● **What you have to do**:
Extract all lines in the data that contain the word "document".
— START OF Raw data —
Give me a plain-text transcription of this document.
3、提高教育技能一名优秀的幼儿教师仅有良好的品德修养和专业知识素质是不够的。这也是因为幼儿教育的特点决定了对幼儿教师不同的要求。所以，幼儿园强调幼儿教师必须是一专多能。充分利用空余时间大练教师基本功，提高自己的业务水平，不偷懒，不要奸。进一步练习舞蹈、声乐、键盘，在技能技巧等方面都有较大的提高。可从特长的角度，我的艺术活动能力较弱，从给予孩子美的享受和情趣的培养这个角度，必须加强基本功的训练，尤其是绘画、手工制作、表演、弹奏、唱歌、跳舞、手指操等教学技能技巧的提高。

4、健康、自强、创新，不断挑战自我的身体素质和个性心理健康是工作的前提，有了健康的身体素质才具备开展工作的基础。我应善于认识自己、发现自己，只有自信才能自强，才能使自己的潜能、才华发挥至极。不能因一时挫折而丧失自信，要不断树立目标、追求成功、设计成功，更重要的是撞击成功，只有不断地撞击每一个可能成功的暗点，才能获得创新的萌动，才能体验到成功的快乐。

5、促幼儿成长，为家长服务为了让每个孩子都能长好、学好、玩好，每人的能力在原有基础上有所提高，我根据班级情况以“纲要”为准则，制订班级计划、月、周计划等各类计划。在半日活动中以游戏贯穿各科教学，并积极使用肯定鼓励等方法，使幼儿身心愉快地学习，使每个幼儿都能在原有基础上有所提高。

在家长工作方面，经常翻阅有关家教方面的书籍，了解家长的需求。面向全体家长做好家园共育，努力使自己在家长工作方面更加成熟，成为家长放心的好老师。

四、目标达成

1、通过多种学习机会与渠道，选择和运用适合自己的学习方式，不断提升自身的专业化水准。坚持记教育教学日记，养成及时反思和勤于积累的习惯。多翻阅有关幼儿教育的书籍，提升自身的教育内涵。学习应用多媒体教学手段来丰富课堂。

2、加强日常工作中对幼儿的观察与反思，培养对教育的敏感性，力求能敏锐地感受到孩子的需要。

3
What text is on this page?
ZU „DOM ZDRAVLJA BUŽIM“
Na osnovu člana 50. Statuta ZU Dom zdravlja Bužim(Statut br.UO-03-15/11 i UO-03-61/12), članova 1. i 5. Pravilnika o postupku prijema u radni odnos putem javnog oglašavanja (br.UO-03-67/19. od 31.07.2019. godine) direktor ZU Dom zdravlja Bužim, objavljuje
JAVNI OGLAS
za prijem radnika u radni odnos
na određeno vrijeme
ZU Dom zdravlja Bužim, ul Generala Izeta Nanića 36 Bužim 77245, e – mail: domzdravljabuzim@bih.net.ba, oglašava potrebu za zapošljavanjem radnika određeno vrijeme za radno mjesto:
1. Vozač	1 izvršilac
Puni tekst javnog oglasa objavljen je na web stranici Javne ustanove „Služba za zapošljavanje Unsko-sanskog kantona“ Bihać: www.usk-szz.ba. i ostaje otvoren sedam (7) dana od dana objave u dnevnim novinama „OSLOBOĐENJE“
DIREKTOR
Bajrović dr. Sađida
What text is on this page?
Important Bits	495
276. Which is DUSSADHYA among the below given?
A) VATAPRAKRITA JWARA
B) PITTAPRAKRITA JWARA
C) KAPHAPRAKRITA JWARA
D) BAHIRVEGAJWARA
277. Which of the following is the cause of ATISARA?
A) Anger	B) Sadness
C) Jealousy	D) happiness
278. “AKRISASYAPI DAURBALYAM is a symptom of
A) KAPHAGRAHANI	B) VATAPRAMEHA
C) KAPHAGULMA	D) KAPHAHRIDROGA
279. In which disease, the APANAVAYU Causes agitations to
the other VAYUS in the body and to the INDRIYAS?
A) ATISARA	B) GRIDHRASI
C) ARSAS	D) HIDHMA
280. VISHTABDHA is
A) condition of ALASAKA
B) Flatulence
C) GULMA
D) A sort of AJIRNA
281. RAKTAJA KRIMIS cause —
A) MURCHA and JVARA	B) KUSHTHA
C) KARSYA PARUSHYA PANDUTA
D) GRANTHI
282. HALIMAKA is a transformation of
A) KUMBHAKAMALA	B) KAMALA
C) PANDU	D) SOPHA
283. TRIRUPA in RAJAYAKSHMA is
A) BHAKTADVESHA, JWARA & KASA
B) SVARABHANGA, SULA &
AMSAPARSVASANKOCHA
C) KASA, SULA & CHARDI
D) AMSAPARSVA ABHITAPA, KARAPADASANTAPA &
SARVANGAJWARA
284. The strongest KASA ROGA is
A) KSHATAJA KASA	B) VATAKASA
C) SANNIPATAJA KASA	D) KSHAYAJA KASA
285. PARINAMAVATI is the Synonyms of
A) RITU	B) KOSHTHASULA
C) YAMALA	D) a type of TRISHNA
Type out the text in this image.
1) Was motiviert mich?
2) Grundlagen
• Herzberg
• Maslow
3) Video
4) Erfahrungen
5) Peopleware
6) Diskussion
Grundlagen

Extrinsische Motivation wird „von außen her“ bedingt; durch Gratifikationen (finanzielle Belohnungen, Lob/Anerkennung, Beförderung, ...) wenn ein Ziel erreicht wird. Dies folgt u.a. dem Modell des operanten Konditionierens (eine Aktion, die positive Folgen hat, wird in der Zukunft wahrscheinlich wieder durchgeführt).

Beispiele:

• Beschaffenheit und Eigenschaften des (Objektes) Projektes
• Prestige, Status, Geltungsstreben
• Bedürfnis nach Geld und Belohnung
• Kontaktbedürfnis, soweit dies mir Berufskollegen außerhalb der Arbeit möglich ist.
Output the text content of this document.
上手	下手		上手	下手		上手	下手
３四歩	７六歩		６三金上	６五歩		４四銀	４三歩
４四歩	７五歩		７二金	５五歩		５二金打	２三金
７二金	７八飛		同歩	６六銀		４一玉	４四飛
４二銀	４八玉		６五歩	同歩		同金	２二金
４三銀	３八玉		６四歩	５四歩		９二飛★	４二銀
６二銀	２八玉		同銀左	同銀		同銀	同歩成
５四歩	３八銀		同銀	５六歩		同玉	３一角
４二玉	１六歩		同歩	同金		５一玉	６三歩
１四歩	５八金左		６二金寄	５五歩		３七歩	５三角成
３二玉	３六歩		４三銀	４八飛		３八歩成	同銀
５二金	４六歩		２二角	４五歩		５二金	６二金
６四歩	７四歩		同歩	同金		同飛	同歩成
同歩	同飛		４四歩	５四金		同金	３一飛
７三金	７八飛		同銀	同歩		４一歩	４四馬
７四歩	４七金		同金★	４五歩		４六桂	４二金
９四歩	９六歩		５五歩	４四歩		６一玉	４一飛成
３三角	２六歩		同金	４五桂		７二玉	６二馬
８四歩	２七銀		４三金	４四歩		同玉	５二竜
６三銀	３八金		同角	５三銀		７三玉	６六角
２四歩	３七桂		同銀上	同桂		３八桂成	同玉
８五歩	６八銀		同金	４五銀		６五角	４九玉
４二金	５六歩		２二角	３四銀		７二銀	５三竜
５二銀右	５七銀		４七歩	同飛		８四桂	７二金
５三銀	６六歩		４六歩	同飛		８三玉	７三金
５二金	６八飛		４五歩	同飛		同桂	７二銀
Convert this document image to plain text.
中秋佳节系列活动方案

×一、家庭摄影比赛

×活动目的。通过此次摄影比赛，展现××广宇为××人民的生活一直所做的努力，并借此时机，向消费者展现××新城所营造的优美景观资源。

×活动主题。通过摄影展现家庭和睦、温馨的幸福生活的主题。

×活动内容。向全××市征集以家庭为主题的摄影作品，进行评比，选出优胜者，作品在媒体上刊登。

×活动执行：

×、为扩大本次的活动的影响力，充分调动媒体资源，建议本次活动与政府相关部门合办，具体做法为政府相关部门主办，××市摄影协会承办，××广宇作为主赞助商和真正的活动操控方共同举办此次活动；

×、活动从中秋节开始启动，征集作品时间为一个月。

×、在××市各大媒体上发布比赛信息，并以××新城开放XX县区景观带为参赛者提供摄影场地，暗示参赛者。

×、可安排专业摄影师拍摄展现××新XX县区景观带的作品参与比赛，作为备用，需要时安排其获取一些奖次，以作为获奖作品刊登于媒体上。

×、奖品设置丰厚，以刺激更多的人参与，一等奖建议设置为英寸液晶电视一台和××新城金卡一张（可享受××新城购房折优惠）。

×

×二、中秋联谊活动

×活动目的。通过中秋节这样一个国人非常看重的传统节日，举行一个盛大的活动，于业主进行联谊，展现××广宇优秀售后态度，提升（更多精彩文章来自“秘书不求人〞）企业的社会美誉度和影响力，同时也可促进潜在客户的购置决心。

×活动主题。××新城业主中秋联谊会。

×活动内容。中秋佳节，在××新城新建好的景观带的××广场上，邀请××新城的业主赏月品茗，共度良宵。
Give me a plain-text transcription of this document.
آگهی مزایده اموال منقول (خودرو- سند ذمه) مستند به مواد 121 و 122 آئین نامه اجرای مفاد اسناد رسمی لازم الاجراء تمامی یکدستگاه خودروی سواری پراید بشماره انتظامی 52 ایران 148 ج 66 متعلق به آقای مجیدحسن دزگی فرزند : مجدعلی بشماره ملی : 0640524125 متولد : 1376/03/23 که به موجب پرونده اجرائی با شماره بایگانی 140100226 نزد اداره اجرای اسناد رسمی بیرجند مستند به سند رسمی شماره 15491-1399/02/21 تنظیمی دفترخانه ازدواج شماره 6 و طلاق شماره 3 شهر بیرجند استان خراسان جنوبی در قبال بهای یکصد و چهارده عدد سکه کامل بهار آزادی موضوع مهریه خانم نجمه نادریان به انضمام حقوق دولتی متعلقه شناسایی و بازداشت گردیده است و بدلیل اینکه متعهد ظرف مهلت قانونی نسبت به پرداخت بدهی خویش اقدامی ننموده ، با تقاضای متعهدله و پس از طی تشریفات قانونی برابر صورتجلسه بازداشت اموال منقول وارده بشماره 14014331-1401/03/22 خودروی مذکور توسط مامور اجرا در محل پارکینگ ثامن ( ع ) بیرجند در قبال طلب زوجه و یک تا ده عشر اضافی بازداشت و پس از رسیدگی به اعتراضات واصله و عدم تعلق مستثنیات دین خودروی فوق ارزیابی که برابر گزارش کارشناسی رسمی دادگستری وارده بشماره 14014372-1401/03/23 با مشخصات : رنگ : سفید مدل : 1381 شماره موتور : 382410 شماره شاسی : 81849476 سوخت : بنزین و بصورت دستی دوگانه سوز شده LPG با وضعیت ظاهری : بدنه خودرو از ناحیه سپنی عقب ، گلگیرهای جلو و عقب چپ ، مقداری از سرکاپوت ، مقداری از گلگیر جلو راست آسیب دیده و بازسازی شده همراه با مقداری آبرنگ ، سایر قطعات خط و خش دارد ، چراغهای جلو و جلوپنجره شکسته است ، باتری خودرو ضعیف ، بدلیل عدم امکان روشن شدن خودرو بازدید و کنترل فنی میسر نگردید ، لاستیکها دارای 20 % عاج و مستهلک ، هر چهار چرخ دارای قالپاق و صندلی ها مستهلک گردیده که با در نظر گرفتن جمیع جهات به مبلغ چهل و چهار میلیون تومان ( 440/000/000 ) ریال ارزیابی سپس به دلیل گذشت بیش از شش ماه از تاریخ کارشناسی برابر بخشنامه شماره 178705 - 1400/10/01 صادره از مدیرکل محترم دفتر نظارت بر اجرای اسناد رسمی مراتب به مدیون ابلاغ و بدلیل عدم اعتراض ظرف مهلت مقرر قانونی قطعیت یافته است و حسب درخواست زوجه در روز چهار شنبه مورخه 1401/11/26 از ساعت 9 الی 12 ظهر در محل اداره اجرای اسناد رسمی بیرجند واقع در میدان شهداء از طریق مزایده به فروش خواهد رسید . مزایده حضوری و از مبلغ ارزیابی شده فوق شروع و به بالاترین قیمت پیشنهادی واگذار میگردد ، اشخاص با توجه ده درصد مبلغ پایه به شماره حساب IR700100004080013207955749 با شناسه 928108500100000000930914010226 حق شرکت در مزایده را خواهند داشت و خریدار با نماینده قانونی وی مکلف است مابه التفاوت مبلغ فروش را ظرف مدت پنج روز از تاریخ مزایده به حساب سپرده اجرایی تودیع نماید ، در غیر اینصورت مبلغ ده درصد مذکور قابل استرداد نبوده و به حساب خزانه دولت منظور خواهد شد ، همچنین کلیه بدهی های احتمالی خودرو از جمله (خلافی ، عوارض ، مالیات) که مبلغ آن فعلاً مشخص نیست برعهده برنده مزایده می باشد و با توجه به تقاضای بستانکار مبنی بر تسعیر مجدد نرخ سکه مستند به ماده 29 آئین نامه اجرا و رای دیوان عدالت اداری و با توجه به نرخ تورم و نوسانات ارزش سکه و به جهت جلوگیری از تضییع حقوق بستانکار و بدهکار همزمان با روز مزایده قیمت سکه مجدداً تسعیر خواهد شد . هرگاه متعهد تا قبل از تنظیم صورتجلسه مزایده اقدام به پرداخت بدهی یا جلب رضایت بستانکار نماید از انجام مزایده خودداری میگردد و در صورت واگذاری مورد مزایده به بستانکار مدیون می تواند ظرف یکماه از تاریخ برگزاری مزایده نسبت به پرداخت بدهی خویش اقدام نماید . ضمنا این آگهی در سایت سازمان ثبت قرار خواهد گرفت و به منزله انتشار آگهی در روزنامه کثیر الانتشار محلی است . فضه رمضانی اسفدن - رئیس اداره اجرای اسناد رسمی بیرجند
— END OF Raw data —
● **Correct output**:
Give me a plain-text transcription of this document.
Output the text content of this document.
Convert this document image to plain text.
Give me a plain-text transcription of this document.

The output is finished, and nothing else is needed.